To do | Looking at the data below, count the lines that contain the string "page". Write only the total.

Recorded data |
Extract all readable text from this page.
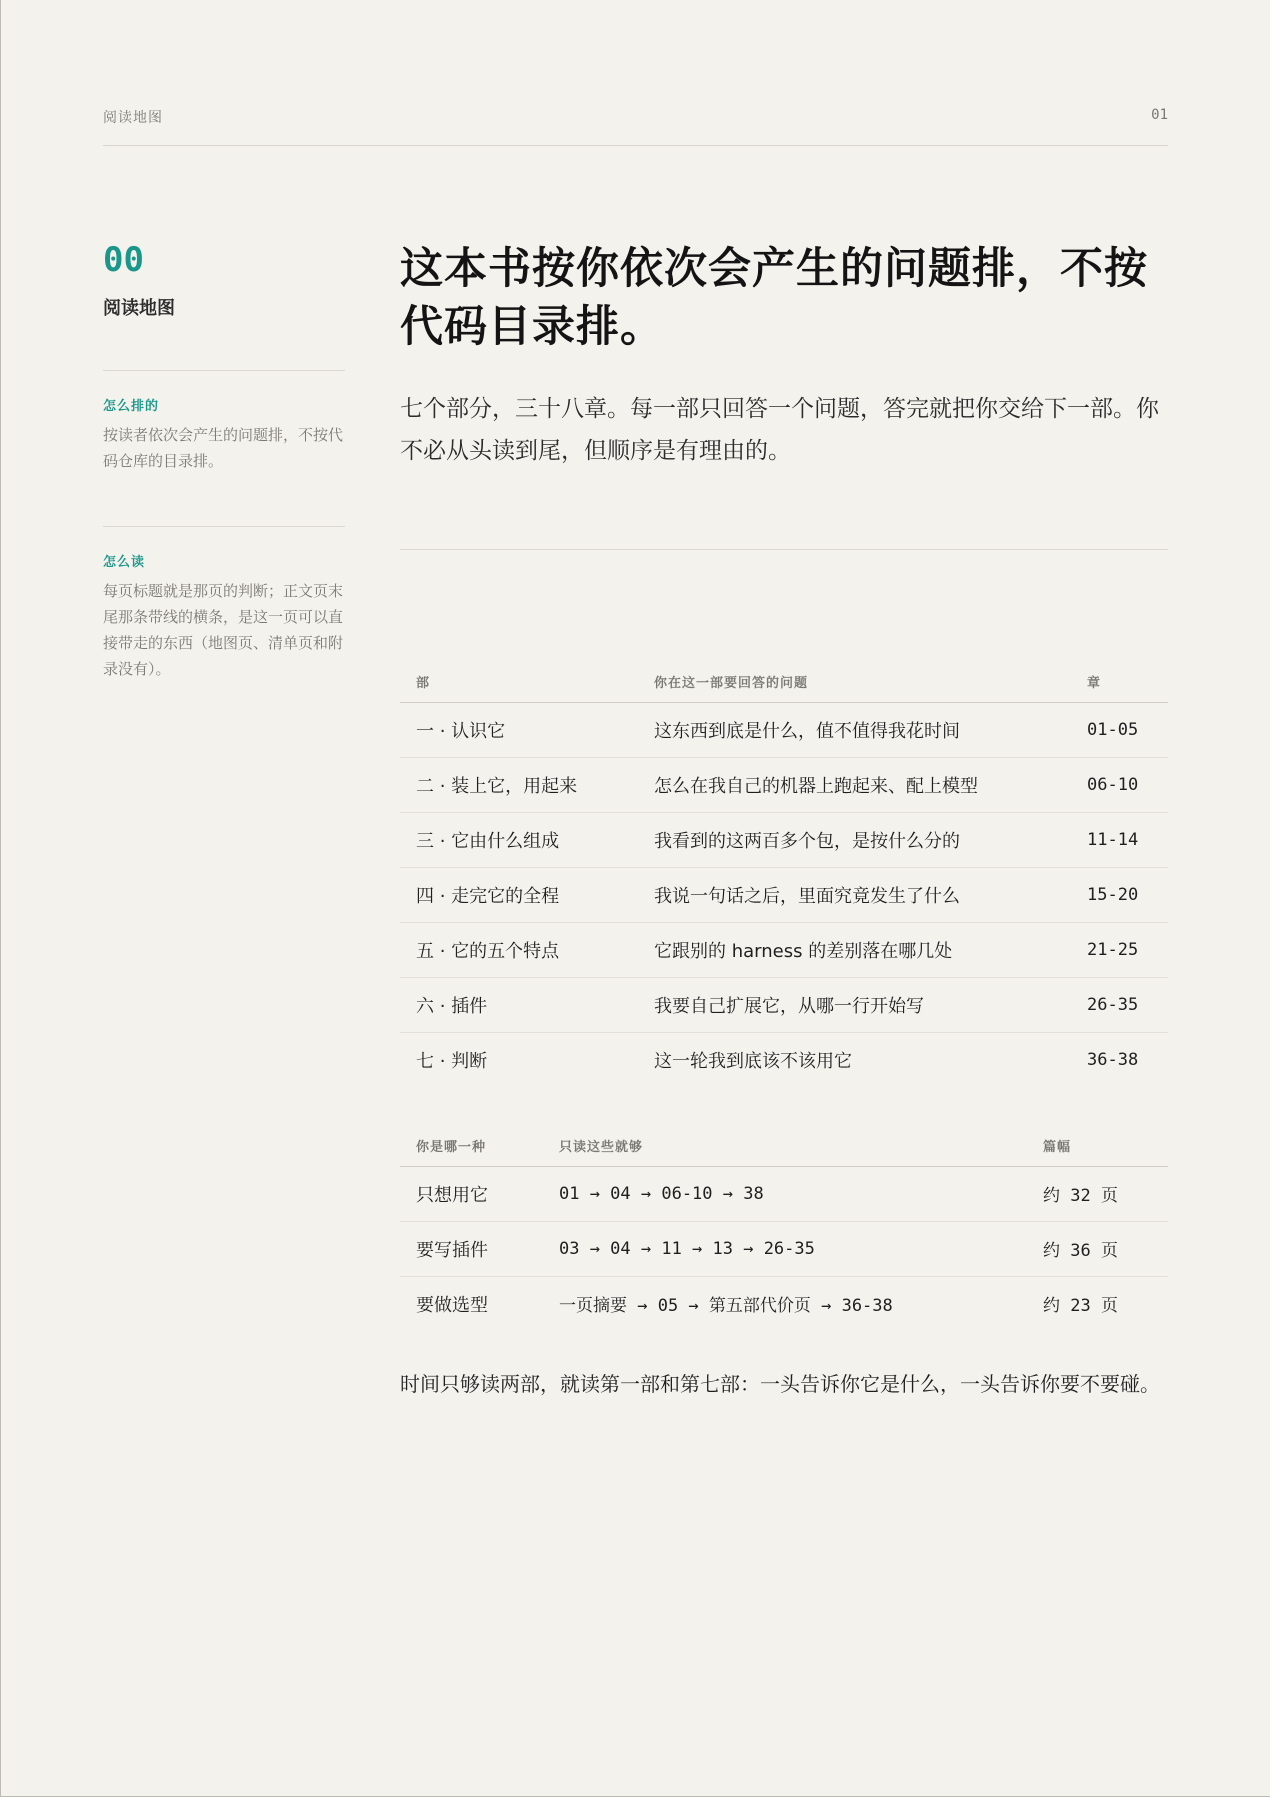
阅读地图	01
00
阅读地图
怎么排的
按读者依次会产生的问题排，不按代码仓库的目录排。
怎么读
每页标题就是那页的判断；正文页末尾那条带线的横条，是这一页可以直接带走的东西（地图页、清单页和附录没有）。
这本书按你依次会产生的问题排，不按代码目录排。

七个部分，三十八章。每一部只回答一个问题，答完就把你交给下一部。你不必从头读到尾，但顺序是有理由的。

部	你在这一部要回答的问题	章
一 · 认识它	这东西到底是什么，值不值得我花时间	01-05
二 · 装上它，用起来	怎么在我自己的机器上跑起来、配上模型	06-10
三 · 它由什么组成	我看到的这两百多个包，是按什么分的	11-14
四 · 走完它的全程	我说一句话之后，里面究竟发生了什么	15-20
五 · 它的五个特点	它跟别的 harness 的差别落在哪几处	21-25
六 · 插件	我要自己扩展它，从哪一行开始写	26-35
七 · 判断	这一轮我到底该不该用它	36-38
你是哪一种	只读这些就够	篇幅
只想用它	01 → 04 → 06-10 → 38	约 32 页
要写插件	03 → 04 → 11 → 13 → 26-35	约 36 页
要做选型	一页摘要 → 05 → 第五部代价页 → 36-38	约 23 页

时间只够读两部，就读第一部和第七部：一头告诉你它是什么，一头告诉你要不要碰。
==
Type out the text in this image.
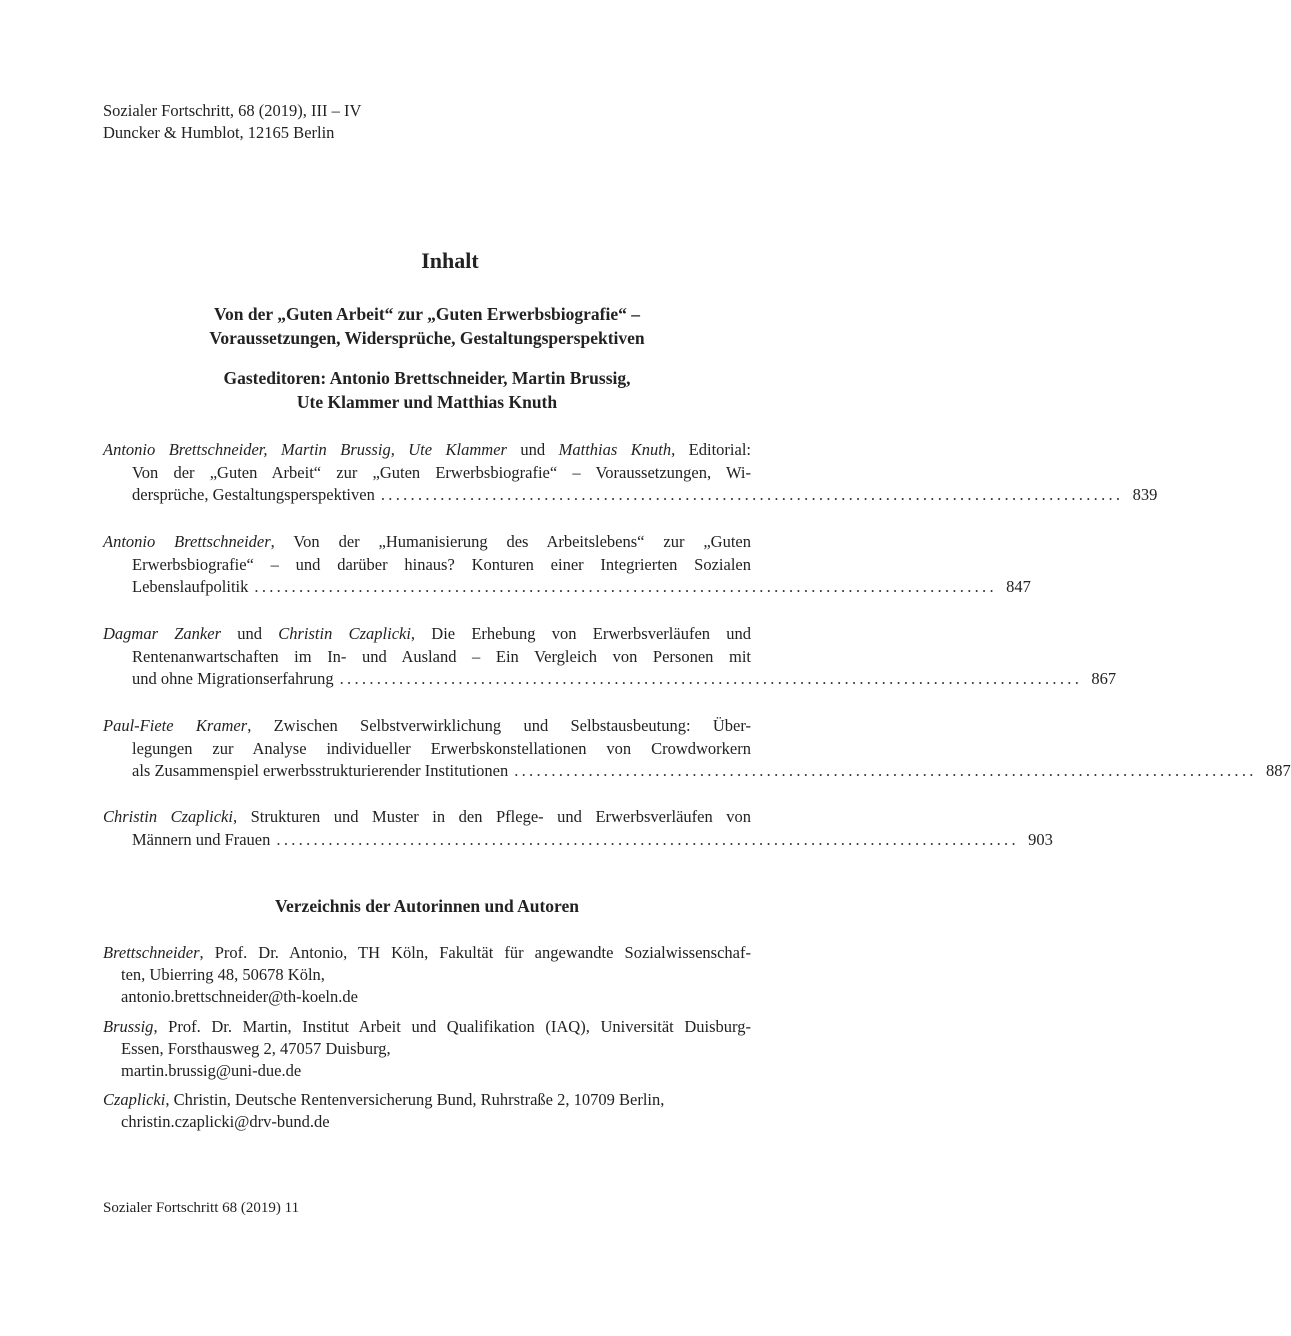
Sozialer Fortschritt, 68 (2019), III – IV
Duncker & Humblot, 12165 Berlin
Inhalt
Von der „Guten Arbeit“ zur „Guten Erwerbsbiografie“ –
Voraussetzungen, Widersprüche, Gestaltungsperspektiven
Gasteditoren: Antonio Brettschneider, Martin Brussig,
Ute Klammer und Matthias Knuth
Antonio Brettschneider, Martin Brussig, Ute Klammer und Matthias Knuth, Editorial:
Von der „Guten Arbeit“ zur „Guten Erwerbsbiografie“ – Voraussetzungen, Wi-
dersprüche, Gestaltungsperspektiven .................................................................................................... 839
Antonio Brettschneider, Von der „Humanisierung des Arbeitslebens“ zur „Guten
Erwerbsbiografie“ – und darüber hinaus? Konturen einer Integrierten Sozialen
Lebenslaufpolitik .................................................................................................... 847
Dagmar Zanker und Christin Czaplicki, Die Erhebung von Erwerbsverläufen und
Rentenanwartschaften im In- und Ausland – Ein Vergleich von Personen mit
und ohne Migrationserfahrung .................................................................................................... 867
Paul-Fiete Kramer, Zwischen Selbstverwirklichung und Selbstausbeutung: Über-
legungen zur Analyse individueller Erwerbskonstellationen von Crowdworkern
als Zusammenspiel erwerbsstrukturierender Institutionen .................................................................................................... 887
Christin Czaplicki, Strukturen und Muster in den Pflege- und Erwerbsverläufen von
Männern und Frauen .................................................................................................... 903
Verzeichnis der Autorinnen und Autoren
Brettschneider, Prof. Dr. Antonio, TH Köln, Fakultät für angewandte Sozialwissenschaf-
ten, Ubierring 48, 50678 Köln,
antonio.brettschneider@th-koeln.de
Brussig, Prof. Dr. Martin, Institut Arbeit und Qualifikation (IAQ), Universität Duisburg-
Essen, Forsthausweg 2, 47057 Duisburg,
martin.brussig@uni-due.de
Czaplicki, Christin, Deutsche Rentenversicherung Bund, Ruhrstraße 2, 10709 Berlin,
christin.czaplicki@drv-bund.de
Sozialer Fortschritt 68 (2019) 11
==
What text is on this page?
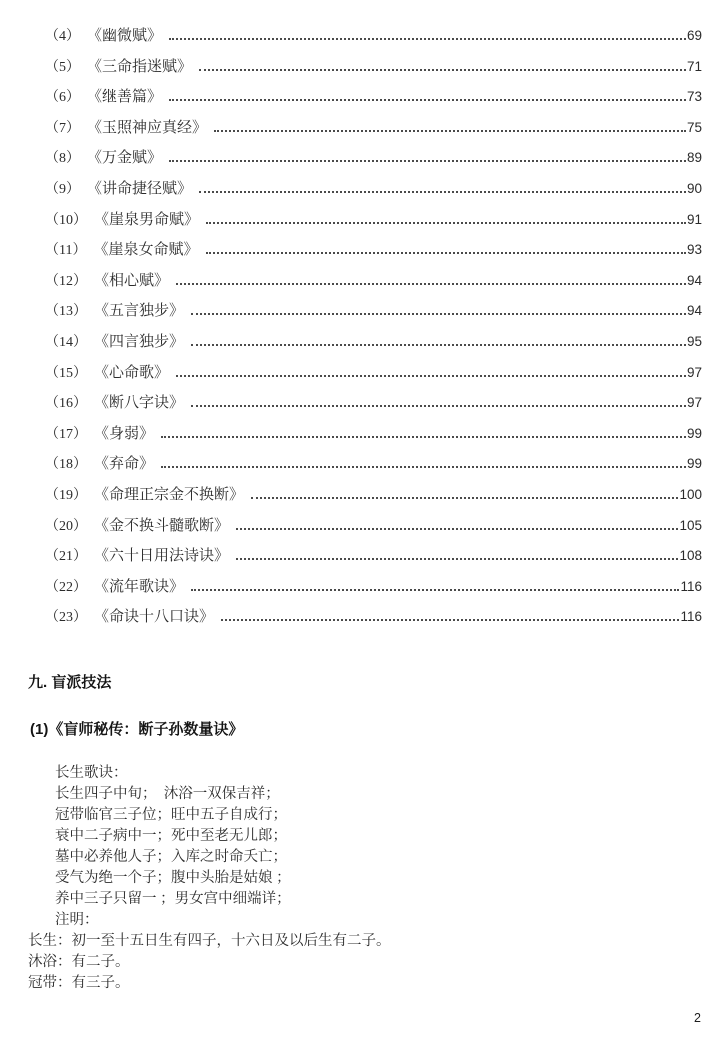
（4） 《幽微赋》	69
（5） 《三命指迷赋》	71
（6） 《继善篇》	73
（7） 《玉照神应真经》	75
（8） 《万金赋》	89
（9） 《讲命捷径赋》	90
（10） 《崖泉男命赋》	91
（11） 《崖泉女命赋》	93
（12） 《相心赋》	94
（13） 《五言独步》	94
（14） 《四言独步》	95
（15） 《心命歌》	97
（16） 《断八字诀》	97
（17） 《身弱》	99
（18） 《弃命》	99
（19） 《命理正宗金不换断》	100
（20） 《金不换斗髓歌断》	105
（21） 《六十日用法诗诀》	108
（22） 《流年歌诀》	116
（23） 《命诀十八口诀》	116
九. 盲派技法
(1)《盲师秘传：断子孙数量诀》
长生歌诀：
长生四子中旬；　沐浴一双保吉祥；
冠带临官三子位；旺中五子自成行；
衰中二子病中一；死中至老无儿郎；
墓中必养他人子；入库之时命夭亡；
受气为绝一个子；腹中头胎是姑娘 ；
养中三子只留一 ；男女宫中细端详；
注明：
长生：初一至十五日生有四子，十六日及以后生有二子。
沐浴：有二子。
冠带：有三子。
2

The solution | 2